**GIVEN REQUEST**
Extract every line that contains the word "JSON".

**MATERIAL FOR THIS EXERCISE**
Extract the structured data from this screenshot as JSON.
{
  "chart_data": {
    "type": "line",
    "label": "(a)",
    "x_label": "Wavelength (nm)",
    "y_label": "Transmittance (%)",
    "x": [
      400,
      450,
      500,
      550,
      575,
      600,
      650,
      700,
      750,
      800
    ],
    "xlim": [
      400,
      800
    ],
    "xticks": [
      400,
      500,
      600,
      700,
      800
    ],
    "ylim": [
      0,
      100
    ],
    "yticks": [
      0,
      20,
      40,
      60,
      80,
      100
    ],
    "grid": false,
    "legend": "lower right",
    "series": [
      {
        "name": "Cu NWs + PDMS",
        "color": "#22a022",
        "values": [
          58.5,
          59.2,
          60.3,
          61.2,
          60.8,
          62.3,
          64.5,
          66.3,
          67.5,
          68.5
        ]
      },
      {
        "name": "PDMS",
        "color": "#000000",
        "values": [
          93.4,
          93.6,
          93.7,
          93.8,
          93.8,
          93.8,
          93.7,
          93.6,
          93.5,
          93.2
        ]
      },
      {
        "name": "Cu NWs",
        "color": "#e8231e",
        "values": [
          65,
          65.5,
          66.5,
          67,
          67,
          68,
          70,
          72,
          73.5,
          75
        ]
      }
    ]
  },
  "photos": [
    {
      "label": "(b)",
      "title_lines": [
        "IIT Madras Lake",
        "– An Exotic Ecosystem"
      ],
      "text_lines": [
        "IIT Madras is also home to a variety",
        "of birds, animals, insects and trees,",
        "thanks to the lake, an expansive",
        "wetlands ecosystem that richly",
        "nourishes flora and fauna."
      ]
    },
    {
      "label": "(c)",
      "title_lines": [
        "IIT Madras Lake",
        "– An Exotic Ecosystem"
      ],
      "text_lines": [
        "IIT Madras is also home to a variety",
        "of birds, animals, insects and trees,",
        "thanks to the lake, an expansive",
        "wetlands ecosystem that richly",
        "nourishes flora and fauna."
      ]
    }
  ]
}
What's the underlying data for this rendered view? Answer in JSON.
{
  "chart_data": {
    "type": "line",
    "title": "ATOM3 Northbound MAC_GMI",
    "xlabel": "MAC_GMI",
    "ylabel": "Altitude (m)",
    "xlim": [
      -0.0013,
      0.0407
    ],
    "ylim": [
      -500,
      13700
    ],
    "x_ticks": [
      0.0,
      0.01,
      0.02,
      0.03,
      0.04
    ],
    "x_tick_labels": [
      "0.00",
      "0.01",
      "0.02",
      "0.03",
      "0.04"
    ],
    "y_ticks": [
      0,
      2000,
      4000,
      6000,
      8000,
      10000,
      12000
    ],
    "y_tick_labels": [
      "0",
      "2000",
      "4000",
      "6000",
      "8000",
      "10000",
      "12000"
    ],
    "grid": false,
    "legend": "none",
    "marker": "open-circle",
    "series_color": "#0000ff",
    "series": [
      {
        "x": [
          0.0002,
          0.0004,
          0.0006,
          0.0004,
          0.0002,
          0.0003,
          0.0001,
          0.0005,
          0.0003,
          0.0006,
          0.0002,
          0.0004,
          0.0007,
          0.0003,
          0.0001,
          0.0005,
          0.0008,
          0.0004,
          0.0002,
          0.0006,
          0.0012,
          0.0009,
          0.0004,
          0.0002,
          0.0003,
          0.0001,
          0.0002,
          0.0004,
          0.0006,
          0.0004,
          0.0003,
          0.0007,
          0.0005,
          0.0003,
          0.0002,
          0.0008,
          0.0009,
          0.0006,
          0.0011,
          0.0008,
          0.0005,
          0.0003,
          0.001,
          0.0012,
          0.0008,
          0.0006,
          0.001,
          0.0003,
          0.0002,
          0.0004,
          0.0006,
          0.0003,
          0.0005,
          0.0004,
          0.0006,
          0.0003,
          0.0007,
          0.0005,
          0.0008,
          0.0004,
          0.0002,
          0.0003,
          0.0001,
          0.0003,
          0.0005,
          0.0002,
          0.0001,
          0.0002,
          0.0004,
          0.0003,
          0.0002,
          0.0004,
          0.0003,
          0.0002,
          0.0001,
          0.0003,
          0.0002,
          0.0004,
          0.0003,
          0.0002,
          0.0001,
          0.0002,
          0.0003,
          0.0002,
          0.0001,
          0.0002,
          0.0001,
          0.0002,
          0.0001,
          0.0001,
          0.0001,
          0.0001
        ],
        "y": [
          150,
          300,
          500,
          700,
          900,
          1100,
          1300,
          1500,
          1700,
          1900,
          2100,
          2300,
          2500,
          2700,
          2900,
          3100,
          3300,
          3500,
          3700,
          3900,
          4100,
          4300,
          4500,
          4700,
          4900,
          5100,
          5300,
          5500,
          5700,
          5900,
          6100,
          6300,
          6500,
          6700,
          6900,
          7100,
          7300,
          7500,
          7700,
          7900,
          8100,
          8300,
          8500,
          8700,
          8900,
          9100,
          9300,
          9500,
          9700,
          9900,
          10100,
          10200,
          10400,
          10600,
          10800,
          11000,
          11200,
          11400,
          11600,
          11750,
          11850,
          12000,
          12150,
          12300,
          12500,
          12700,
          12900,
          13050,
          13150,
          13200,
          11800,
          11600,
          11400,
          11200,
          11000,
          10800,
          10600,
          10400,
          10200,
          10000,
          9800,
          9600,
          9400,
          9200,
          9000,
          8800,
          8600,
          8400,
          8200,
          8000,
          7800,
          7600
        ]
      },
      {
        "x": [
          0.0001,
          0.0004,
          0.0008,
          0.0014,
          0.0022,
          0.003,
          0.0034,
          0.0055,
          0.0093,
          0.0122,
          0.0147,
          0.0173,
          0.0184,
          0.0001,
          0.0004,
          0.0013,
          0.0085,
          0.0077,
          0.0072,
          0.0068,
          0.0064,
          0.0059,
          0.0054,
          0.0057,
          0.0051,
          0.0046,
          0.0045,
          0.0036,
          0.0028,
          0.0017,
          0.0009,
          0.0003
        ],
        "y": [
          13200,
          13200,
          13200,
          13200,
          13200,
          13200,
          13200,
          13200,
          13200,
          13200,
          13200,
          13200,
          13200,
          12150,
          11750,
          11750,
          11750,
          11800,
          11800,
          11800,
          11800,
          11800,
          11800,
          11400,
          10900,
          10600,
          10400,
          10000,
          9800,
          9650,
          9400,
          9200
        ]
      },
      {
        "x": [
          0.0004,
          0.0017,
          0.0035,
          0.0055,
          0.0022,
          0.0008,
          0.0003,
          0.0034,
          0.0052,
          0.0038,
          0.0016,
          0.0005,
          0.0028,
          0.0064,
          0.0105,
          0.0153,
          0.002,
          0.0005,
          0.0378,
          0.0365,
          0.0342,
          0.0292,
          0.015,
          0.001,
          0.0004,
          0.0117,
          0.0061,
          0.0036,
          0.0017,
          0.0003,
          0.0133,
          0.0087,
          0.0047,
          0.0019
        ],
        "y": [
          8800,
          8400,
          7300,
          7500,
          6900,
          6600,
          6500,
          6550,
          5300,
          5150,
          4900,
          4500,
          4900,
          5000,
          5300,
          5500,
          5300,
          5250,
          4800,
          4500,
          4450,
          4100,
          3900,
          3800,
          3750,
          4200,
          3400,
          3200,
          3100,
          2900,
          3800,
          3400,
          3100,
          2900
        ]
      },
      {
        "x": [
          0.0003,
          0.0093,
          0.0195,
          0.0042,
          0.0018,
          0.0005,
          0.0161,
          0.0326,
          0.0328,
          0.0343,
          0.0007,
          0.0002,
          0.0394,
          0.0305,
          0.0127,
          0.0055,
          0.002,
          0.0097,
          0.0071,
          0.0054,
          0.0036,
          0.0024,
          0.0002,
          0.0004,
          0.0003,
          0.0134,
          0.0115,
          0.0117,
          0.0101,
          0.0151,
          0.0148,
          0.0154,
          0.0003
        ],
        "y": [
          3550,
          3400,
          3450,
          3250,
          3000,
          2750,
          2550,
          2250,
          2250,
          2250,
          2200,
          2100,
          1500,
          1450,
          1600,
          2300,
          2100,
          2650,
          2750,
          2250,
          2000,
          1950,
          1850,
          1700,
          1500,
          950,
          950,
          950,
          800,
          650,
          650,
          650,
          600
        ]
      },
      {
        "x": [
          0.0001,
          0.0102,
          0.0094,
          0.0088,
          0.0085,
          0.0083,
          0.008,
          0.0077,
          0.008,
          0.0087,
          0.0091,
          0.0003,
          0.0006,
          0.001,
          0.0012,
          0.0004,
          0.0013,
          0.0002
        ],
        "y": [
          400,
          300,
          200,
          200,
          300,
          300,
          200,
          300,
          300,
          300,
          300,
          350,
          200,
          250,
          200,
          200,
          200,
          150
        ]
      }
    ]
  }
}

**TASK RESULT**
Extract the structured data from this screenshot as JSON.
What's the underlying data for this rendered view? Answer in JSON.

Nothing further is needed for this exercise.